**Arbeitsanweisung 1:**
In wie vielen Vorstellungen spielt Gerhartz laut dem Text über den Obdachlosen im Tunneltheater im Stück „Düsseldorf Sous-Terrain“ sich selbst?
**Arbeitsanweisung 2:**
Ändere in den Datensätzen die Zeilen von der Zeile mit „security-key-chip-icon xyxy=(385,231,428,259)“ bis einschließlich der Zeile mit „manage-mobile-devices-tile[interactable]: Manage my“, indem du „user-gears-icon“ durch „user-settings-icon“ ersetzt. Gib nur diese Zeilen aus und lass alles andere darin unverändert.

**Extrahierter Text:**
______
Leben oder Überleben? Ende 2015, Gerhartz ist bereits vier Jahre im Dunkeln, bekommt er Besuch. Christof Seeger-Zurmühlen und Bojan Vuletic suchen für eine Theaterproduktion im Rahmen des von ihnen initiierten "Asphalt Festivals" einen ungewöhnlichen Veranstaltungsort. Der Tunnel scheint ihnen gleich geeignet. In den folgenden Wochen kommen sie immer wieder in den Untergrund. Sie erzählen Gerhartz von ihrem Projekt. Er erzählt ihnen von seinem Leben.

Obdachloser auf der Theaterbühne

Irgendwann fragen sie, ob er nicht in dem Stück mitwirken wolle. Ein Obdachloser als Schauspieler? Er kann es sich zunächst nicht vorstellen. Aber er mag die Theaterleute, nicht zuletzt, weil sie ihm auf Augenhöhe begegnen. Gerhartz beginnt zu proben. Im Juli 2016 wird es in dem Tunnel dann ungewöhnlich hell. Die Theaterleute bauen Scheinwerfer auf. Gerhartz ist plötzlich nicht mehr der im Dunkeln, sondern der im Licht. Im Stück "Düsseldorf Sous-Terrain" spielt er in sieben Vorstellungen sich selbst, beantwortet Fragen zu seinem Schicksal, seinem Leben.
______
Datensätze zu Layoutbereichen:
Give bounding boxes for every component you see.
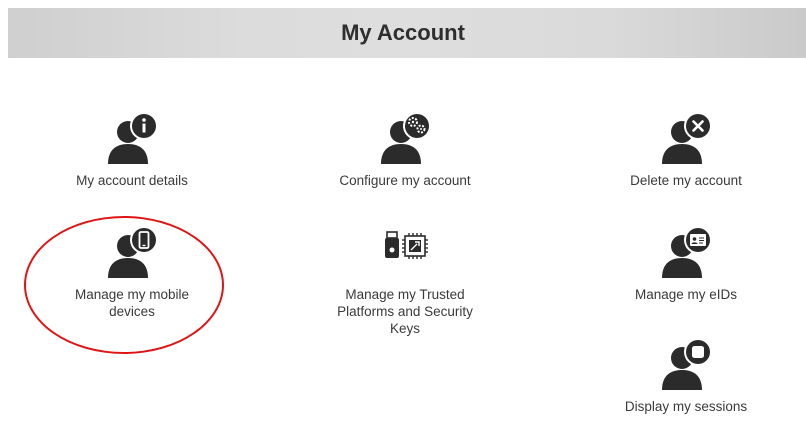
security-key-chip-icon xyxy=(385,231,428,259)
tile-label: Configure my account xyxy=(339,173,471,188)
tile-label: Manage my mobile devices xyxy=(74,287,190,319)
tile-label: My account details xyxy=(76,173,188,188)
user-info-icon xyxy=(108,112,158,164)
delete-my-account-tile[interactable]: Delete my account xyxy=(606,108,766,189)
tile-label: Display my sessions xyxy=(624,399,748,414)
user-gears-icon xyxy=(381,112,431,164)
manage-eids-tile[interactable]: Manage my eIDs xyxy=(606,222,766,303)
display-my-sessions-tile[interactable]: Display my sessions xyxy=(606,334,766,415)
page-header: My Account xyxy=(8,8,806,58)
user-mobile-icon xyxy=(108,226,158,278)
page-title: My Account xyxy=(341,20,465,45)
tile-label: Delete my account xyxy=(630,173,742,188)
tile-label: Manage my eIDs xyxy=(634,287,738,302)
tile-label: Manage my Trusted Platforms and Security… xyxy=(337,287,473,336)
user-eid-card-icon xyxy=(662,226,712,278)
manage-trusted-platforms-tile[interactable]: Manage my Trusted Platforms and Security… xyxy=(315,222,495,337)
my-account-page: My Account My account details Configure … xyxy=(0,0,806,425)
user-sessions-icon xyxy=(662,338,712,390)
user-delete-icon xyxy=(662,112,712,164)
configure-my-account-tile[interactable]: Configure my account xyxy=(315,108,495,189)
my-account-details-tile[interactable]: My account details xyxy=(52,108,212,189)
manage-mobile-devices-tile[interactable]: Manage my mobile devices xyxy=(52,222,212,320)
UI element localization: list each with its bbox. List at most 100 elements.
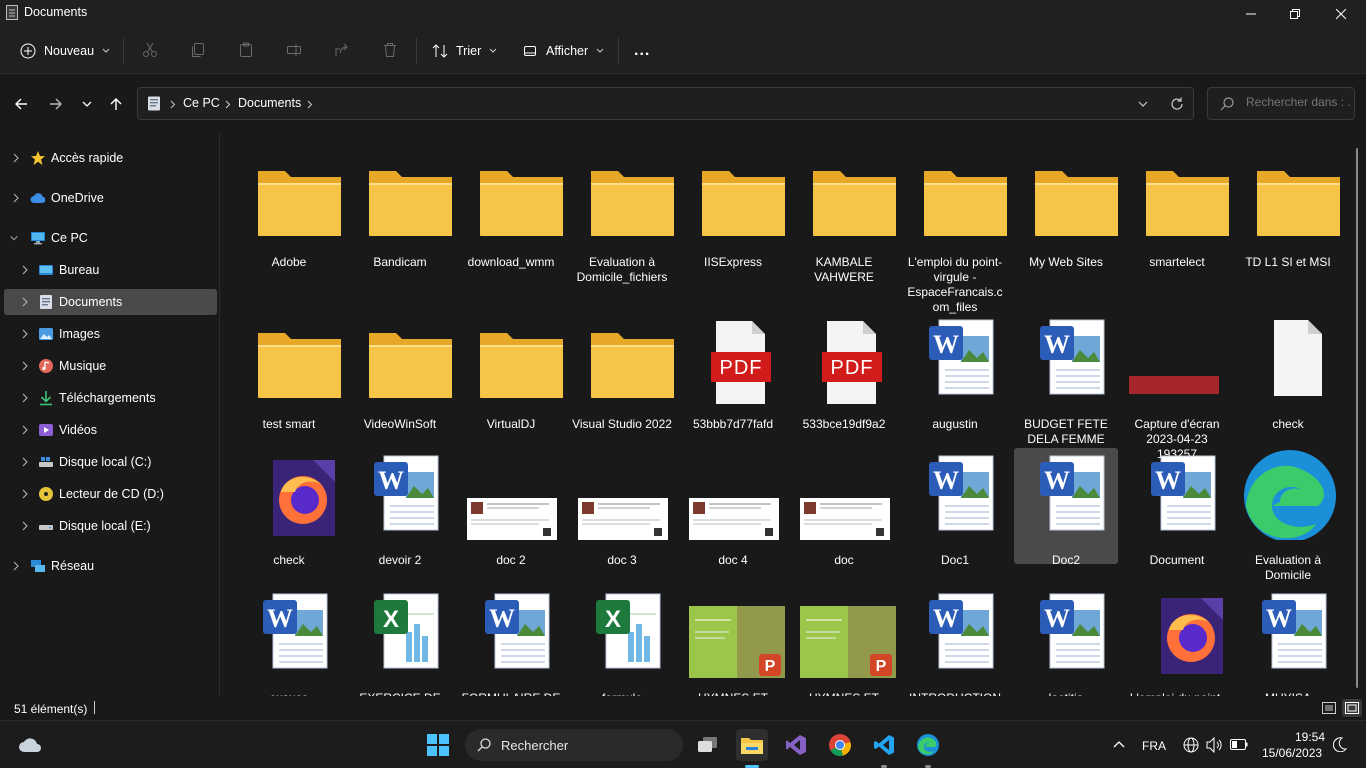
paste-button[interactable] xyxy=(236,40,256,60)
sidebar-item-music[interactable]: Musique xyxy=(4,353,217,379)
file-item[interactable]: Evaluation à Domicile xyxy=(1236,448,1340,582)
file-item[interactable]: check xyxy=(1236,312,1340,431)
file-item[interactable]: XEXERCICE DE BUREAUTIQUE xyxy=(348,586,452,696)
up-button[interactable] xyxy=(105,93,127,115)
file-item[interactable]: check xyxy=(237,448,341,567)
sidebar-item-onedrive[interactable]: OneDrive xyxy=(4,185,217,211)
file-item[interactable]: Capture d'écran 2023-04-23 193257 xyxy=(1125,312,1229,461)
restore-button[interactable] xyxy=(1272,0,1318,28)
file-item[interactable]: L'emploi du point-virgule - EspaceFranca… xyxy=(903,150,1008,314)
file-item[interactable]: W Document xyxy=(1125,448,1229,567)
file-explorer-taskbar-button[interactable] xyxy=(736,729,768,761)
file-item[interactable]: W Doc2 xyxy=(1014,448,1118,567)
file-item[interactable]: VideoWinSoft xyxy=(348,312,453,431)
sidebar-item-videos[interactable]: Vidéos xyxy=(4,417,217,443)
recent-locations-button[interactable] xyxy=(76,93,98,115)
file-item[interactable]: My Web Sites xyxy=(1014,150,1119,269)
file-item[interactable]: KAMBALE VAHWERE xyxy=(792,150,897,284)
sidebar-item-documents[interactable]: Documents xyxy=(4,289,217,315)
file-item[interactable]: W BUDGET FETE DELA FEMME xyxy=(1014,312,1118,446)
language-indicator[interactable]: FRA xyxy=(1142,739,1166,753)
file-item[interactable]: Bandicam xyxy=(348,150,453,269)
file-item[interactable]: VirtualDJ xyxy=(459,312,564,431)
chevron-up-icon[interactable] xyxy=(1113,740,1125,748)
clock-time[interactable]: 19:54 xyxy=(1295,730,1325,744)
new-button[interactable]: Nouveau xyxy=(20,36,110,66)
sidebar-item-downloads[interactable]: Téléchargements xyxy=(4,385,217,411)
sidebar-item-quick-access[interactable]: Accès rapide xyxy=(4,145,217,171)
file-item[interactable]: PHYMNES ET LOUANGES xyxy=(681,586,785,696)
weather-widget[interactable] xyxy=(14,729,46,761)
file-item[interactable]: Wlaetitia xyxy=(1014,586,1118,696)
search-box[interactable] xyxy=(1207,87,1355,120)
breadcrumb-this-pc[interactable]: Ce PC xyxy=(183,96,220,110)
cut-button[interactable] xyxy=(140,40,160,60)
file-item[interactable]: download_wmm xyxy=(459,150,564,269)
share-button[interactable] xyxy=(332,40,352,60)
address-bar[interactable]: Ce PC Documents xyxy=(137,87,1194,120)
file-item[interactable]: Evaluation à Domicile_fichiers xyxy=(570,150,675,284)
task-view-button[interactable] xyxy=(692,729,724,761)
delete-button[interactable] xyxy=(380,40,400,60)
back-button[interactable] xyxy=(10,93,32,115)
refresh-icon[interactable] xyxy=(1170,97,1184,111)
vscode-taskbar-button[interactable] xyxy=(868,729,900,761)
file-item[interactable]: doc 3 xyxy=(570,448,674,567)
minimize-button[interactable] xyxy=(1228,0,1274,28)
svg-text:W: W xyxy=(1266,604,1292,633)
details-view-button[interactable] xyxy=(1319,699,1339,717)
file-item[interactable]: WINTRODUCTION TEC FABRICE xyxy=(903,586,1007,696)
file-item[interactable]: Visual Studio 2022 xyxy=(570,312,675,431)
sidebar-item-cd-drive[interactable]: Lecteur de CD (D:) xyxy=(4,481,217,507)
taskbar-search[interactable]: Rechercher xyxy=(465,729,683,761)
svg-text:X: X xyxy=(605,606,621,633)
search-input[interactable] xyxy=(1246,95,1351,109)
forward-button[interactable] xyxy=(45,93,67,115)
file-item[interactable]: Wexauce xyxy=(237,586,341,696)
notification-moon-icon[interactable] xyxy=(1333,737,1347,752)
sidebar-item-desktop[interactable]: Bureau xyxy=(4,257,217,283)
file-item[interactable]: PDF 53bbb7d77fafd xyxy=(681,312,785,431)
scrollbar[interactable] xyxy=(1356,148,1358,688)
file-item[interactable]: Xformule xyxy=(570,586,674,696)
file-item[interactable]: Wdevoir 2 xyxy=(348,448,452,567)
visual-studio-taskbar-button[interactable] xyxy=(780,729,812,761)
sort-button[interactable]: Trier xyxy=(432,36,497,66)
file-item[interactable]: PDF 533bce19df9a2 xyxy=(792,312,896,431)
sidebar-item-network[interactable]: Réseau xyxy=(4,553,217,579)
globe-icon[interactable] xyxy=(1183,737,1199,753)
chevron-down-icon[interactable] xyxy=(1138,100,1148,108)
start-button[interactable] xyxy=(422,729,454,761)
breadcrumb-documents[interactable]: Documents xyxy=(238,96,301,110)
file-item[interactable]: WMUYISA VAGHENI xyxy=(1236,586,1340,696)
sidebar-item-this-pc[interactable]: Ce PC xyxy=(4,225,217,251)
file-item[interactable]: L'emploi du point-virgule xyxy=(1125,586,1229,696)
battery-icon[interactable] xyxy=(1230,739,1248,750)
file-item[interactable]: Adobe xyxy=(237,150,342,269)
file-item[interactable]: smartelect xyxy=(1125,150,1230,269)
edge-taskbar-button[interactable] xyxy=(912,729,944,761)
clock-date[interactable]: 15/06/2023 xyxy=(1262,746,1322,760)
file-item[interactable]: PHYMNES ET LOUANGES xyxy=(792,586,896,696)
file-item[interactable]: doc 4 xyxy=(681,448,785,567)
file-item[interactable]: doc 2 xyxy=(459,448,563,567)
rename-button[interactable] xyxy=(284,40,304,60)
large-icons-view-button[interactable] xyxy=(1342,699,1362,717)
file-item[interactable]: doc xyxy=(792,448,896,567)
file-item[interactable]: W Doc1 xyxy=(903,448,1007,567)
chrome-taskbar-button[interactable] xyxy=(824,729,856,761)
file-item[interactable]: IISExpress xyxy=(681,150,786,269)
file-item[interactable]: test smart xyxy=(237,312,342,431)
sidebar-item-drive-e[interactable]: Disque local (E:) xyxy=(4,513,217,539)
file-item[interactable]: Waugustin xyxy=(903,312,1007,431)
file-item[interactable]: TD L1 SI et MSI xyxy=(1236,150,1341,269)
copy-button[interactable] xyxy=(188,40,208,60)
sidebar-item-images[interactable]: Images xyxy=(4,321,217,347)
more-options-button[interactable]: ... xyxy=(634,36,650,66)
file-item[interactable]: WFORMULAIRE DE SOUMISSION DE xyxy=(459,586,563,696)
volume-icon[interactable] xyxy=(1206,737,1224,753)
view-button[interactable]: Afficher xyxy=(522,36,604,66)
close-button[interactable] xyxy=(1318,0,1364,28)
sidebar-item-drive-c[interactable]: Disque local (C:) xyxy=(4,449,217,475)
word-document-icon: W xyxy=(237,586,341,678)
______
**Vollständige Ausgabe 1:**
In sieben Vorstellungen.

**Vollständige Ausgabe 2:**
security-key-chip-icon xyxy=(385,231,428,259)
tile-label: Configure my account xyxy=(339,173,471,188)
tile-label: Manage my mobile devices xyxy=(74,287,190,319)
tile-label: My account details xyxy=(76,173,188,188)
user-info-icon xyxy=(108,112,158,164)
delete-my-account-tile[interactable]: Delete my account xyxy=(606,108,766,189)
tile-label: Display my sessions xyxy=(624,399,748,414)
user-settings-icon xyxy=(381,112,431,164)
manage-eids-tile[interactable]: Manage my eIDs xyxy=(606,222,766,303)
display-my-sessions-tile[interactable]: Display my sessions xyxy=(606,334,766,415)
page-header: My Account xyxy=(8,8,806,58)
user-mobile-icon xyxy=(108,226,158,278)
page-title: My Account xyxy=(341,20,465,45)
tile-label: Delete my account xyxy=(630,173,742,188)
tile-label: Manage my eIDs xyxy=(634,287,738,302)
tile-label: Manage my Trusted Platforms and Security… xyxy=(337,287,473,336)
user-eid-card-icon xyxy=(662,226,712,278)
manage-trusted-platforms-tile[interactable]: Manage my Trusted Platforms and Security… xyxy=(315,222,495,337)
my-account-page: My Account My account details Configure … xyxy=(0,0,806,425)
user-sessions-icon xyxy=(662,338,712,390)
user-delete-icon xyxy=(662,112,712,164)
configure-my-account-tile[interactable]: Configure my account xyxy=(315,108,495,189)
my-account-details-tile[interactable]: My account details xyxy=(52,108,212,189)
manage-mobile-devices-tile[interactable]: Manage my mobile devices xyxy=(52,222,212,320)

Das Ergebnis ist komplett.